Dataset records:
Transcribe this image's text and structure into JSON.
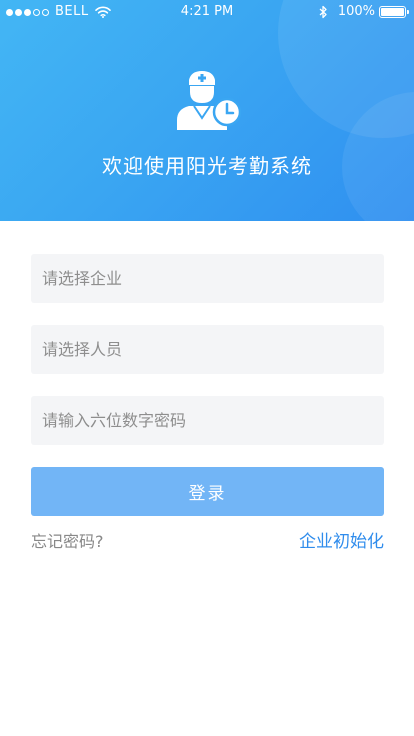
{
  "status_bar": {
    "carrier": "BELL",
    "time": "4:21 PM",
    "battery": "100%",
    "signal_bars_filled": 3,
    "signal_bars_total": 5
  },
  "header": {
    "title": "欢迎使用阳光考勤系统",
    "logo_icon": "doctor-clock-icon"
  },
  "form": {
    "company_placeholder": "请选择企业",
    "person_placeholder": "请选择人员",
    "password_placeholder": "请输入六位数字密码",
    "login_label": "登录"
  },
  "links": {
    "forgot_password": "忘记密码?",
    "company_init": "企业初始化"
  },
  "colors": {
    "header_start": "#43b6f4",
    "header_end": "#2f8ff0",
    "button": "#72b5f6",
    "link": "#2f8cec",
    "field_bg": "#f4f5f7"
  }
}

:: GOAL ::
Retype each record exactly as it stands, but do not include the pictures.

:: CORRECT ANSWER ::
Transcribe this image's text and structure into JSON.
{
  "status_bar": {
    "carrier": "BELL",
    "time": "4:21 PM",
    "battery": "100%",
    "signal_bars_filled": 3,
    "signal_bars_total": 5
  },
  "header": {
    "title": "欢迎使用阳光考勤系统",
    "logo_icon": "doctor-clock-icon"
  },
  "form": {
    "company_placeholder": "请选择企业",
    "person_placeholder": "请选择人员",
    "password_placeholder": "请输入六位数字密码",
    "login_label": "登录"
  },
  "links": {
    "forgot_password": "忘记密码?",
    "company_init": "企业初始化"
  },
  "colors": {
    "header_start": "#43b6f4",
    "header_end": "#2f8ff0",
    "button": "#72b5f6",
    "link": "#2f8cec",
    "field_bg": "#f4f5f7"
  }
}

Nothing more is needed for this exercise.